[Aim of the task]:
For the word "IncLevel", find each line in the entries where it occurs and copy that line.

Top of Information

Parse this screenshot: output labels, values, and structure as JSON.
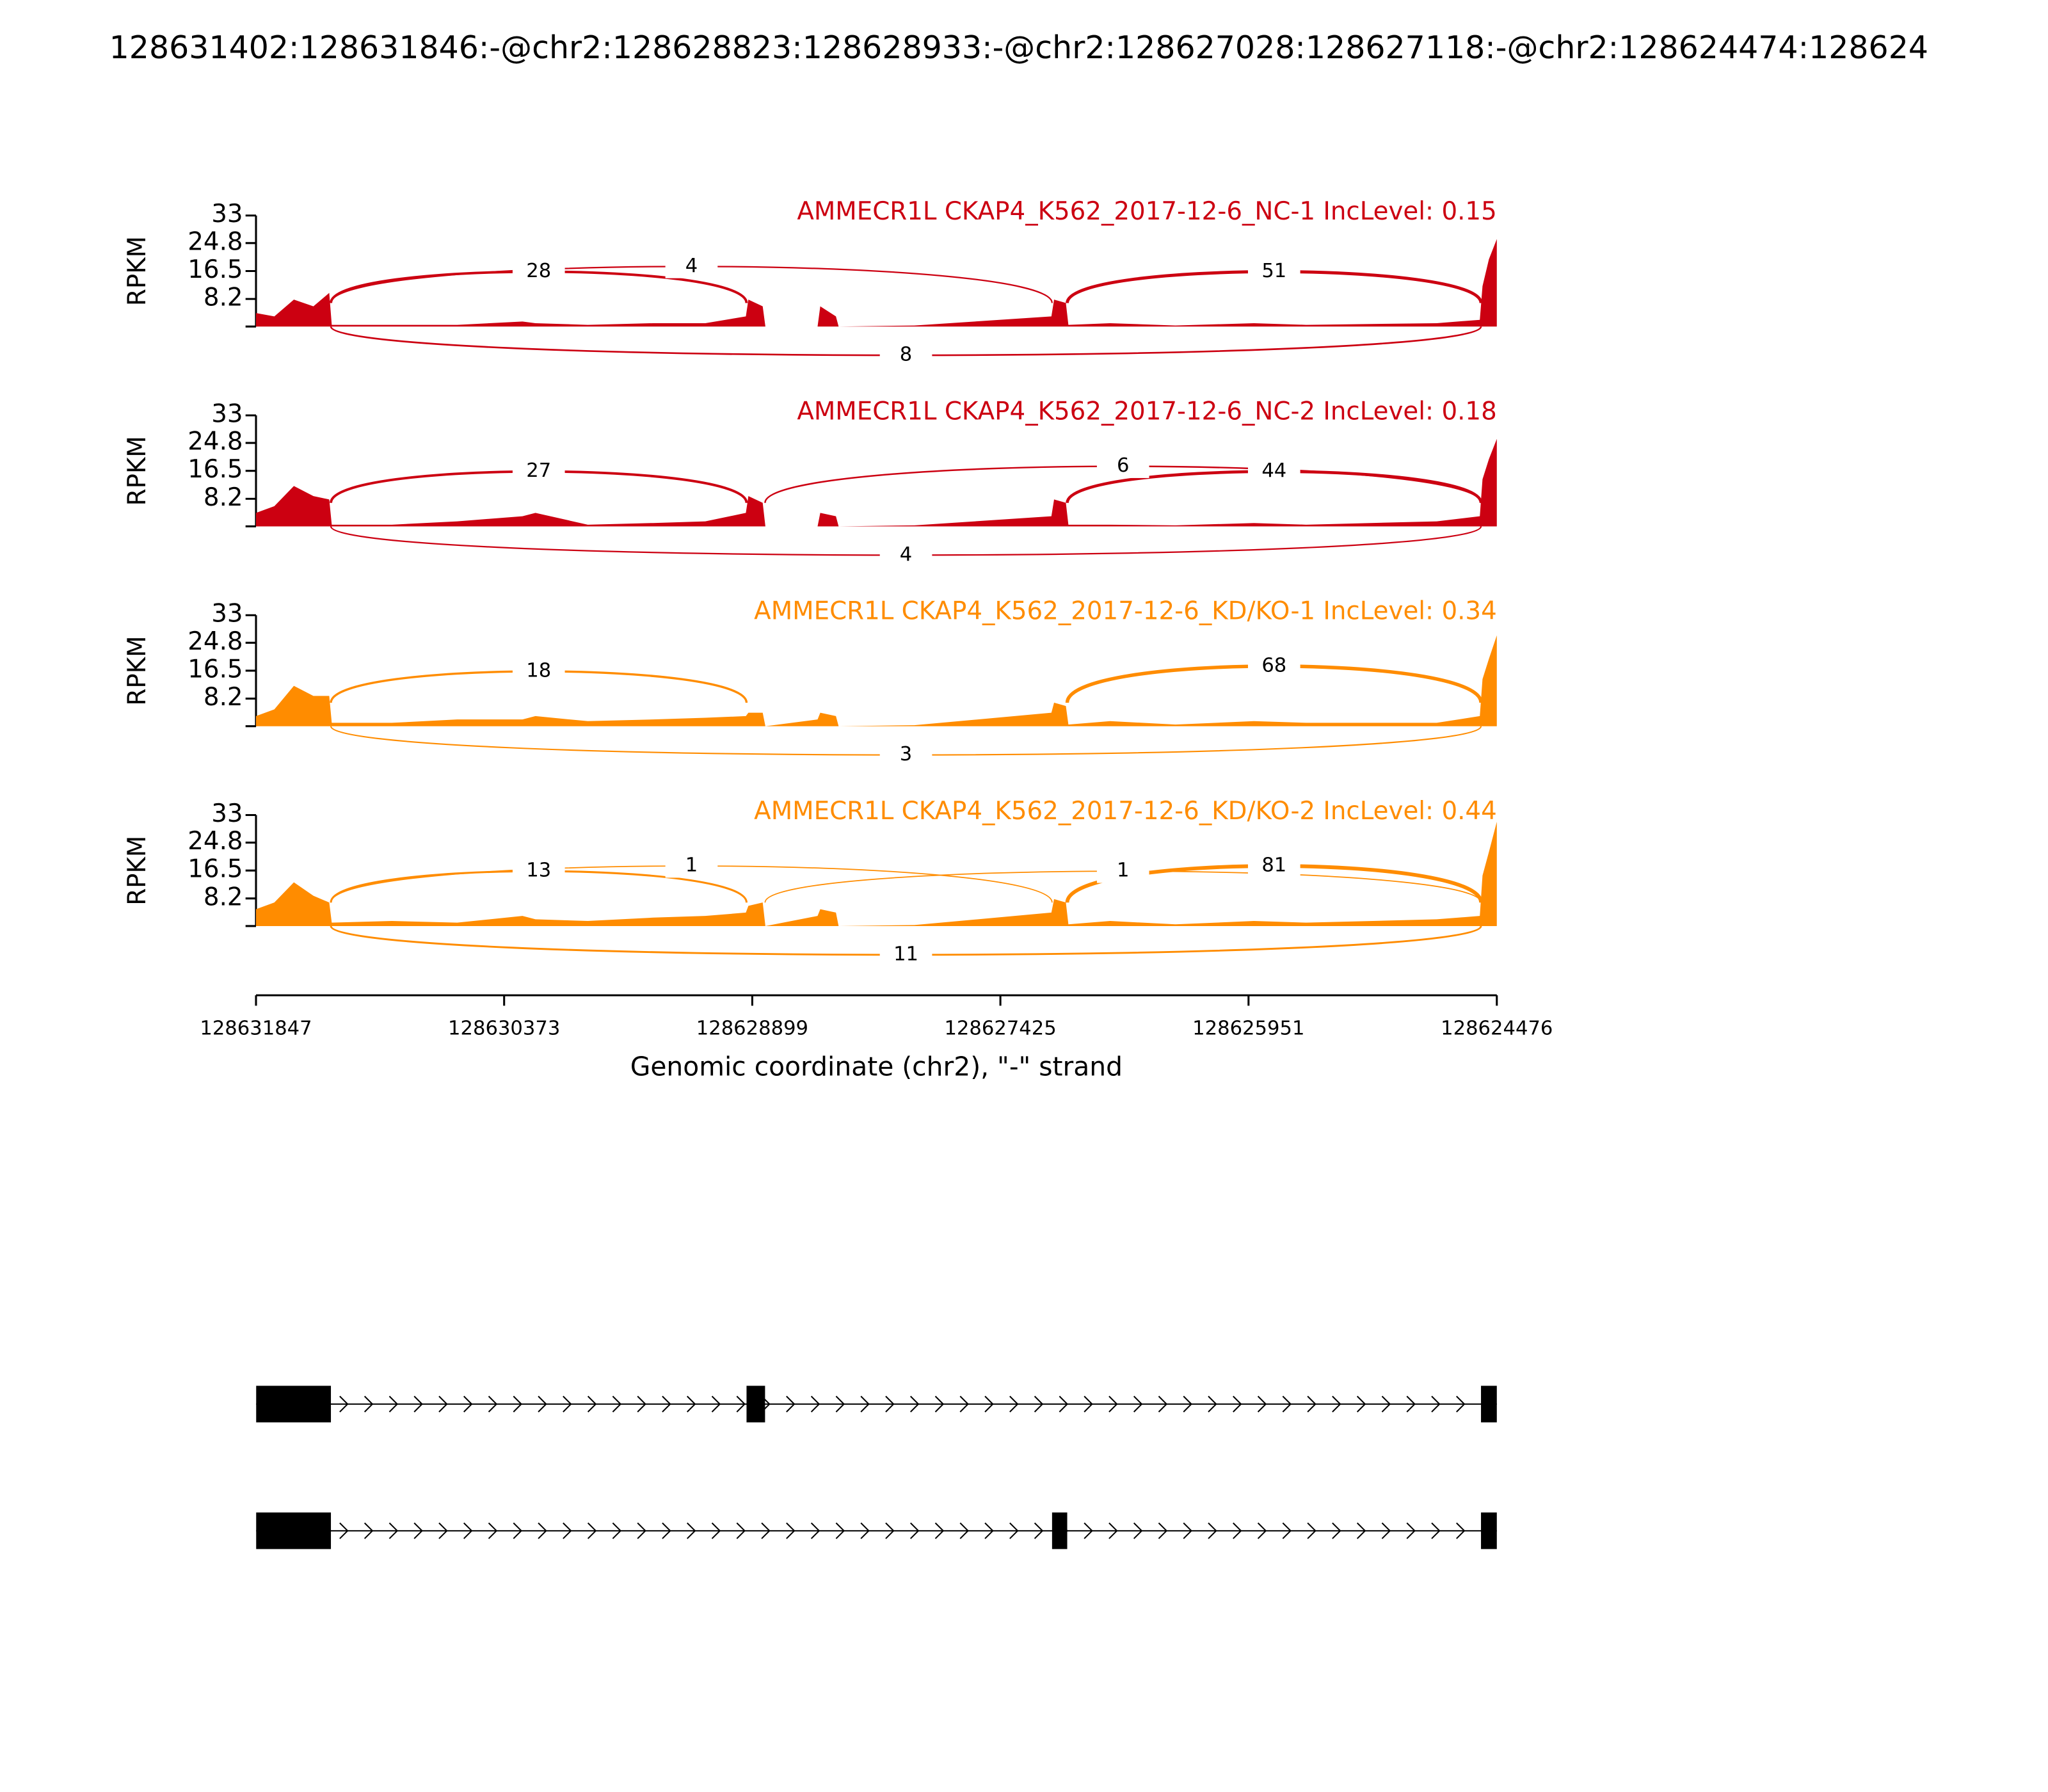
{
  "chart_data": {
    "type": "sashimi",
    "title": "128631402:128631846:-@chr2:128628823:128628933:-@chr2:128627028:128627118:-@chr2:128624474:128624",
    "xlim": [
      128631847,
      128624476
    ],
    "xticks": [
      128631847,
      128630373,
      128628899,
      128627425,
      128625951,
      128624476
    ],
    "xlabel": "Genomic coordinate (chr2), \"-\" strand",
    "panels": [
      {
        "title": "AMMECR1L CKAP4_K562_2017-12-6_NC-1 IncLevel: 0.15",
        "color": "#cc0011",
        "ylabel": "RPKM",
        "ylim": [
          0,
          33
        ],
        "yticks": [
          8.2,
          16.5,
          24.8,
          33
        ],
        "x": [
          128631847,
          128631738,
          128631622,
          128631506,
          128631412,
          128631397,
          128631040,
          128630652,
          128630264,
          128630187,
          128629876,
          128629488,
          128629178,
          128628937,
          128628922,
          128628837,
          128628821,
          128628511,
          128628495,
          128628402,
          128628386,
          128627936,
          128627122,
          128627106,
          128627036,
          128627021,
          128626773,
          128626385,
          128625919,
          128625609,
          128624833,
          128624577,
          128624561,
          128624523,
          128624476
        ],
        "values": [
          4,
          3,
          8,
          6,
          10,
          0.5,
          0.5,
          0.5,
          1.5,
          1,
          0.5,
          1,
          1,
          3,
          8,
          6,
          0,
          0,
          6,
          3,
          0,
          0.3,
          3,
          8,
          7,
          0.5,
          1,
          0.3,
          1,
          0.5,
          1,
          2,
          12,
          20,
          26
        ],
        "junctions": [
          {
            "start": 128631402,
            "end": 128628933,
            "count": 28,
            "side": "above"
          },
          {
            "start": 128631402,
            "end": 128627118,
            "count": 4,
            "side": "above"
          },
          {
            "start": 128627028,
            "end": 128624570,
            "count": 51,
            "side": "above"
          },
          {
            "start": 128631402,
            "end": 128624570,
            "count": 8,
            "side": "below"
          }
        ]
      },
      {
        "title": "AMMECR1L CKAP4_K562_2017-12-6_NC-2 IncLevel: 0.18",
        "color": "#cc0011",
        "ylabel": "RPKM",
        "ylim": [
          0,
          33
        ],
        "yticks": [
          8.2,
          16.5,
          24.8,
          33
        ],
        "x": [
          128631847,
          128631738,
          128631622,
          128631506,
          128631412,
          128631397,
          128631040,
          128630652,
          128630264,
          128630187,
          128629876,
          128629488,
          128629178,
          128628937,
          128628922,
          128628837,
          128628821,
          128628511,
          128628495,
          128628402,
          128628386,
          128627936,
          128627122,
          128627106,
          128627036,
          128627021,
          128626773,
          128626385,
          128625919,
          128625609,
          128624833,
          128624577,
          128624561,
          128624523,
          128624476
        ],
        "values": [
          4,
          6,
          12,
          9,
          8,
          0.5,
          0.5,
          1.5,
          3,
          4,
          0.5,
          1,
          1.5,
          4,
          9,
          7,
          0,
          0,
          4,
          3,
          0,
          0.3,
          3,
          8,
          7,
          0.5,
          0.5,
          0.3,
          1,
          0.5,
          1.5,
          3,
          14,
          20,
          26
        ],
        "junctions": [
          {
            "start": 128631402,
            "end": 128628933,
            "count": 27,
            "side": "above"
          },
          {
            "start": 128628823,
            "end": 128624570,
            "count": 6,
            "side": "above"
          },
          {
            "start": 128627028,
            "end": 128624570,
            "count": 44,
            "side": "above"
          },
          {
            "start": 128631402,
            "end": 128624570,
            "count": 4,
            "side": "below"
          }
        ]
      },
      {
        "title": "AMMECR1L CKAP4_K562_2017-12-6_KD/KO-1 IncLevel: 0.34",
        "color": "#ff8c00",
        "ylabel": "RPKM",
        "ylim": [
          0,
          33
        ],
        "yticks": [
          8.2,
          16.5,
          24.8,
          33
        ],
        "x": [
          128631847,
          128631738,
          128631622,
          128631506,
          128631412,
          128631397,
          128631040,
          128630652,
          128630264,
          128630187,
          128629876,
          128629488,
          128629178,
          128628937,
          128628922,
          128628837,
          128628821,
          128628511,
          128628495,
          128628402,
          128628386,
          128627936,
          128627122,
          128627106,
          128627036,
          128627021,
          128626773,
          128626385,
          128625919,
          128625609,
          128624833,
          128624577,
          128624561,
          128624523,
          128624476
        ],
        "values": [
          3,
          5,
          12,
          9,
          9,
          1,
          1,
          2,
          2,
          3,
          1.5,
          2,
          2.5,
          3,
          4,
          4,
          0,
          2,
          4,
          3,
          0,
          0.3,
          4,
          7,
          6,
          0.5,
          1.5,
          0.5,
          1.5,
          1,
          1,
          3,
          14,
          20,
          27
        ],
        "junctions": [
          {
            "start": 128631402,
            "end": 128628933,
            "count": 18,
            "side": "above"
          },
          {
            "start": 128627028,
            "end": 128624570,
            "count": 68,
            "side": "above"
          },
          {
            "start": 128631402,
            "end": 128624570,
            "count": 3,
            "side": "below"
          }
        ]
      },
      {
        "title": "AMMECR1L CKAP4_K562_2017-12-6_KD/KO-2 IncLevel: 0.44",
        "color": "#ff8c00",
        "ylabel": "RPKM",
        "ylim": [
          0,
          33
        ],
        "yticks": [
          8.2,
          16.5,
          24.8,
          33
        ],
        "x": [
          128631847,
          128631738,
          128631622,
          128631506,
          128631412,
          128631397,
          128631040,
          128630652,
          128630264,
          128630187,
          128629876,
          128629488,
          128629178,
          128628937,
          128628922,
          128628837,
          128628821,
          128628511,
          128628495,
          128628402,
          128628386,
          128627936,
          128627122,
          128627106,
          128627036,
          128627021,
          128626773,
          128626385,
          128625919,
          128625609,
          128624833,
          128624577,
          128624561,
          128624523,
          128624476
        ],
        "values": [
          5,
          7,
          13,
          9,
          7,
          1,
          1.5,
          1,
          3,
          2,
          1.5,
          2.5,
          3,
          4,
          6,
          7,
          0,
          3,
          5,
          4,
          0,
          0.3,
          4,
          8,
          7,
          0.5,
          1.5,
          0.5,
          1.5,
          1,
          2,
          3,
          15,
          22,
          31
        ],
        "junctions": [
          {
            "start": 128631402,
            "end": 128628933,
            "count": 13,
            "side": "above"
          },
          {
            "start": 128631402,
            "end": 128627118,
            "count": 1,
            "side": "above"
          },
          {
            "start": 128628823,
            "end": 128624570,
            "count": 1,
            "side": "above"
          },
          {
            "start": 128627028,
            "end": 128624570,
            "count": 81,
            "side": "above"
          },
          {
            "start": 128631402,
            "end": 128624570,
            "count": 11,
            "side": "below"
          }
        ]
      }
    ],
    "transcripts": [
      {
        "exons": [
          [
            128631846,
            128631402
          ],
          [
            128628933,
            128628823
          ],
          [
            128624570,
            128624476
          ]
        ]
      },
      {
        "exons": [
          [
            128631846,
            128631402
          ],
          [
            128627118,
            128627028
          ],
          [
            128624570,
            128624476
          ]
        ]
      }
    ]
  }
}
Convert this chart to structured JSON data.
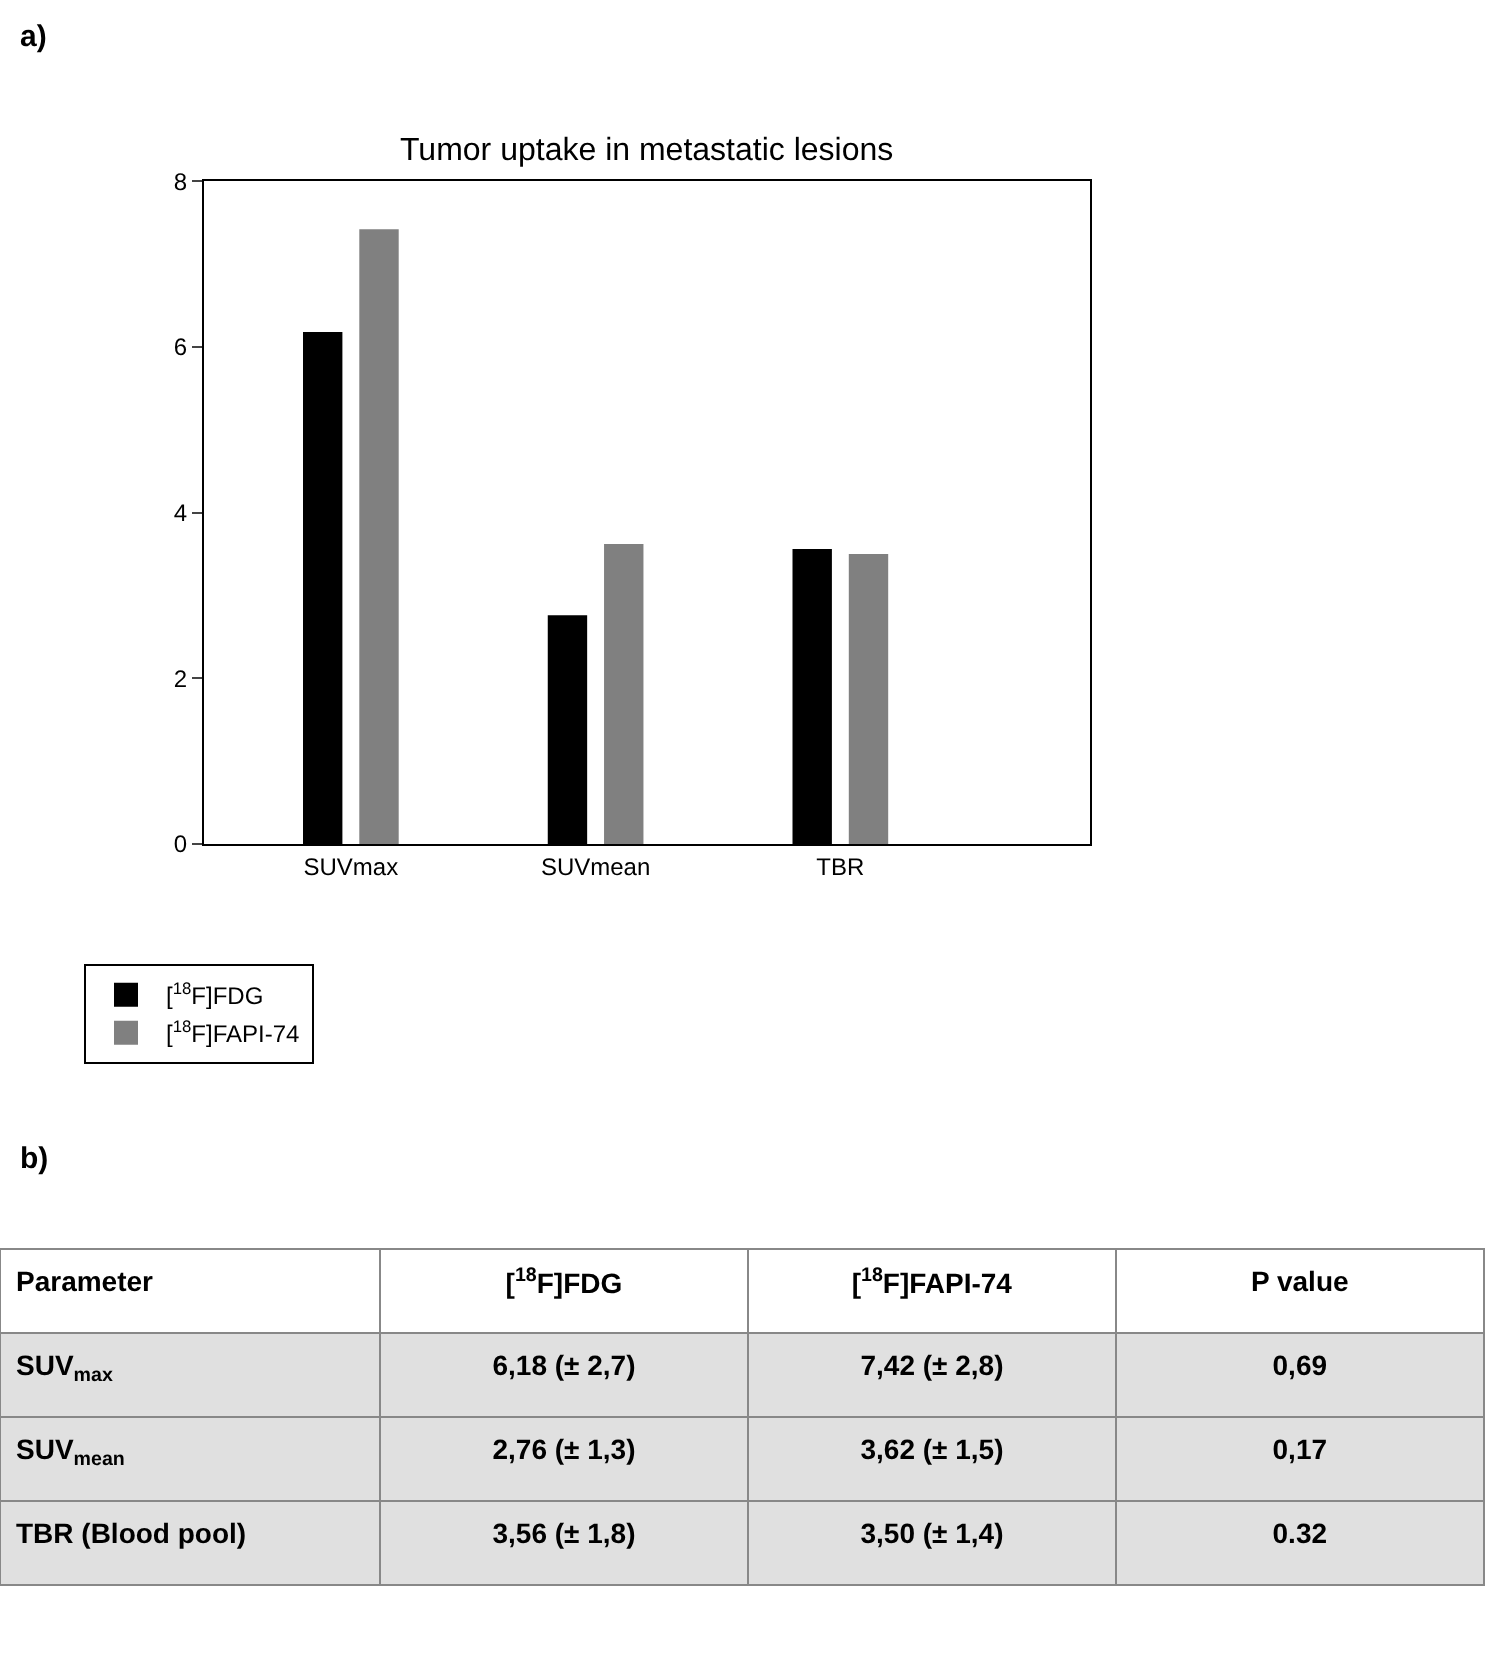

Bottom of Information

[Written solution]:
        "title": "AMMECR1L CKAP4_K562_2017-12-6_NC-1 IncLevel: 0.15",
        "title": "AMMECR1L CKAP4_K562_2017-12-6_NC-2 IncLevel: 0.18",
        "title": "AMMECR1L CKAP4_K562_2017-12-6_KD/KO-1 IncLevel: 0.34",
        "title": "AMMECR1L CKAP4_K562_2017-12-6_KD/KO-2 IncLevel: 0.44",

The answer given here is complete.